Leaving out all images, write out the records that follow exactly.

### Information provided
□ □ □ □ □ □ □

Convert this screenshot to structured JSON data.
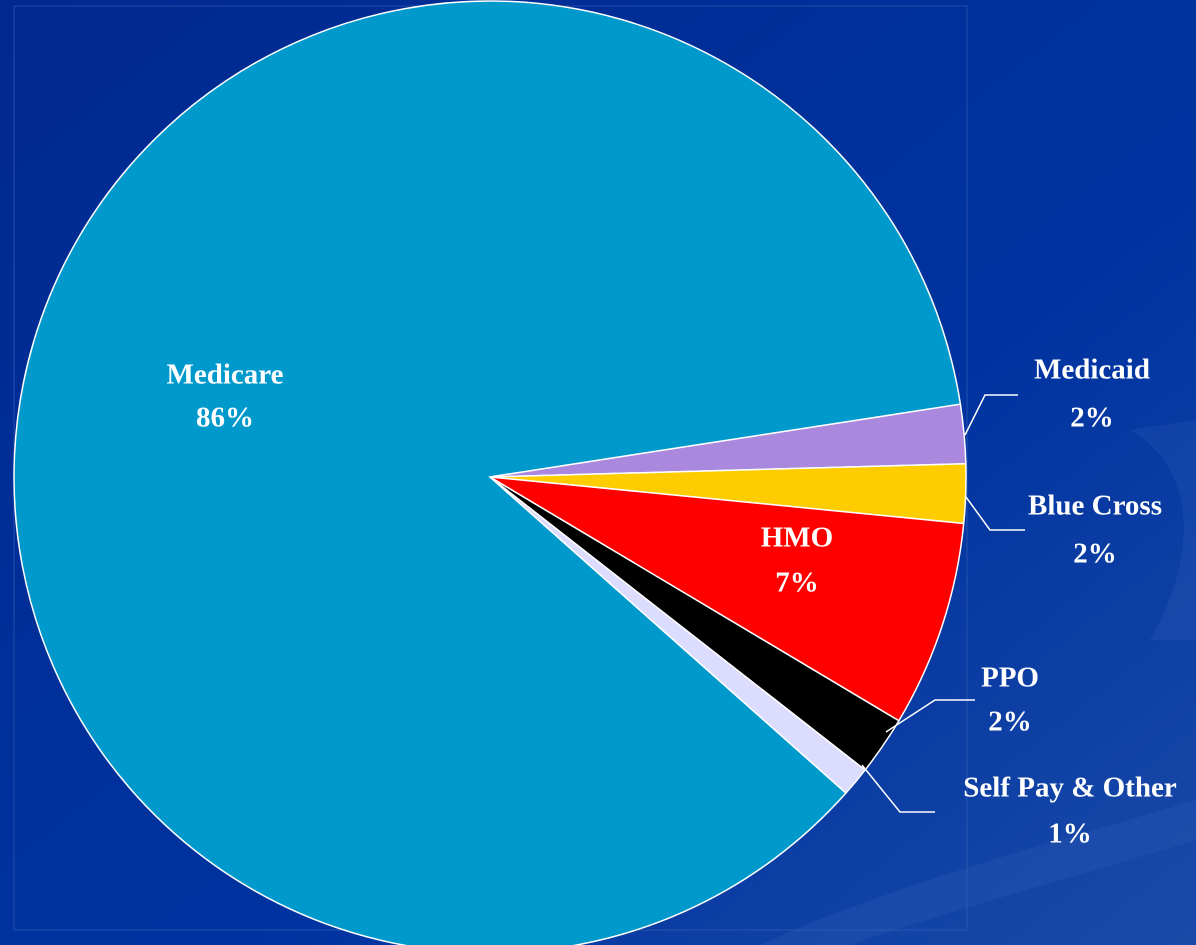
{
  "chart_data": {
    "type": "pie",
    "categories": [
      "Medicare",
      "Medicaid",
      "Blue Cross",
      "HMO",
      "PPO",
      "Self Pay & Other"
    ],
    "values": [
      86,
      2,
      2,
      7,
      2,
      1
    ],
    "value_labels": [
      "86%",
      "2%",
      "2%",
      "7%",
      "2%",
      "1%"
    ],
    "colors": [
      "#0099cc",
      "#aa88dd",
      "#ffcc00",
      "#ff0000",
      "#000000",
      "#dcdcff"
    ]
  }
}
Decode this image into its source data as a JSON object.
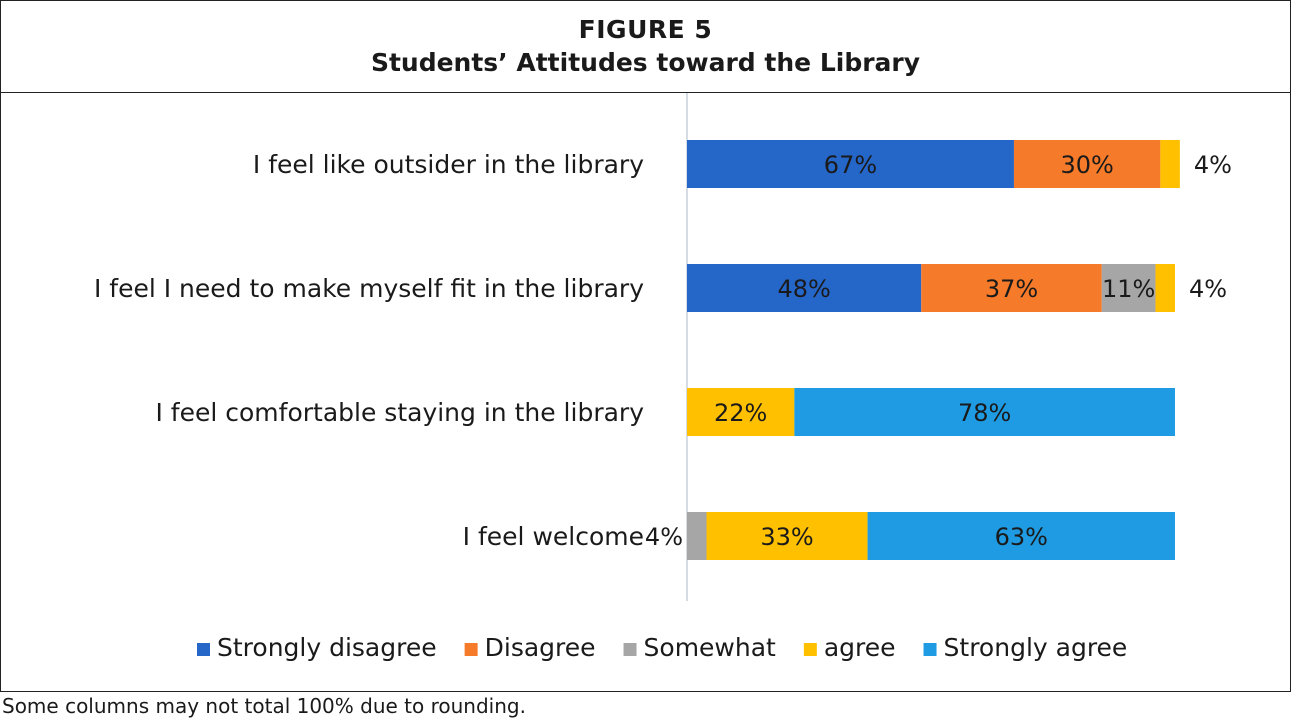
{
  "figure": {
    "number": "FIGURE 5",
    "title": "Students’ Attitudes toward the Library"
  },
  "footnote": "Some columns may not total 100% due to rounding.",
  "colors": {
    "strongly_disagree": "#2566c9",
    "disagree": "#f57a2a",
    "somewhat": "#a6a6a6",
    "agree": "#ffc000",
    "strongly_agree": "#1e9be3"
  },
  "chart_data": {
    "type": "bar",
    "orientation": "horizontal",
    "stacked": true,
    "xlim": [
      0,
      100
    ],
    "grid": false,
    "legend_position": "bottom",
    "categories": [
      "I feel like outsider in the library",
      "I feel I need to make myself fit in the library",
      "I feel comfortable staying in the library",
      "I feel welcome"
    ],
    "series": [
      {
        "name": "Strongly disagree",
        "color": "#2566c9",
        "values": [
          67,
          48,
          0,
          0
        ],
        "labels": [
          "67%",
          "48%",
          "",
          ""
        ]
      },
      {
        "name": "Disagree",
        "color": "#f57a2a",
        "values": [
          30,
          37,
          0,
          0
        ],
        "labels": [
          "30%",
          "37%",
          "",
          ""
        ]
      },
      {
        "name": "Somewhat",
        "color": "#a6a6a6",
        "values": [
          0,
          11,
          0,
          4
        ],
        "labels": [
          "",
          "11%",
          "",
          "4%"
        ]
      },
      {
        "name": "agree",
        "color": "#ffc000",
        "values": [
          4,
          4,
          22,
          33
        ],
        "labels": [
          "4%",
          "4%",
          "22%",
          "33%"
        ]
      },
      {
        "name": "Strongly agree",
        "color": "#1e9be3",
        "values": [
          0,
          0,
          78,
          63
        ],
        "labels": [
          "",
          "",
          "78%",
          "63%"
        ]
      }
    ]
  }
}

□ □ □ □ □ □ □

### Reply to the exercise
Convert this screenshot to structured JSON data.
{
  "chart_data": {
    "type": "pie",
    "categories": [
      "Medicare",
      "Medicaid",
      "Blue Cross",
      "HMO",
      "PPO",
      "Self Pay & Other"
    ],
    "values": [
      86,
      2,
      2,
      7,
      2,
      1
    ],
    "value_labels": [
      "86%",
      "2%",
      "2%",
      "7%",
      "2%",
      "1%"
    ],
    "colors": [
      "#0099cc",
      "#aa88dd",
      "#ffcc00",
      "#ff0000",
      "#000000",
      "#dcdcff"
    ]
  }
}
Decode this image into its source data as a JSON object.
{
  "figure": {
    "number": "FIGURE 5",
    "title": "Students’ Attitudes toward the Library"
  },
  "footnote": "Some columns may not total 100% due to rounding.",
  "colors": {
    "strongly_disagree": "#2566c9",
    "disagree": "#f57a2a",
    "somewhat": "#a6a6a6",
    "agree": "#ffc000",
    "strongly_agree": "#1e9be3"
  },
  "chart_data": {
    "type": "bar",
    "orientation": "horizontal",
    "stacked": true,
    "xlim": [
      0,
      100
    ],
    "grid": false,
    "legend_position": "bottom",
    "categories": [
      "I feel like outsider in the library",
      "I feel I need to make myself fit in the library",
      "I feel comfortable staying in the library",
      "I feel welcome"
    ],
    "series": [
      {
        "name": "Strongly disagree",
        "color": "#2566c9",
        "values": [
          67,
          48,
          0,
          0
        ],
        "labels": [
          "67%",
          "48%",
          "",
          ""
        ]
      },
      {
        "name": "Disagree",
        "color": "#f57a2a",
        "values": [
          30,
          37,
          0,
          0
        ],
        "labels": [
          "30%",
          "37%",
          "",
          ""
        ]
      },
      {
        "name": "Somewhat",
        "color": "#a6a6a6",
        "values": [
          0,
          11,
          0,
          4
        ],
        "labels": [
          "",
          "11%",
          "",
          "4%"
        ]
      },
      {
        "name": "agree",
        "color": "#ffc000",
        "values": [
          4,
          4,
          22,
          33
        ],
        "labels": [
          "4%",
          "4%",
          "22%",
          "33%"
        ]
      },
      {
        "name": "Strongly agree",
        "color": "#1e9be3",
        "values": [
          0,
          0,
          78,
          63
        ],
        "labels": [
          "",
          "",
          "78%",
          "63%"
        ]
      }
    ]
  }
}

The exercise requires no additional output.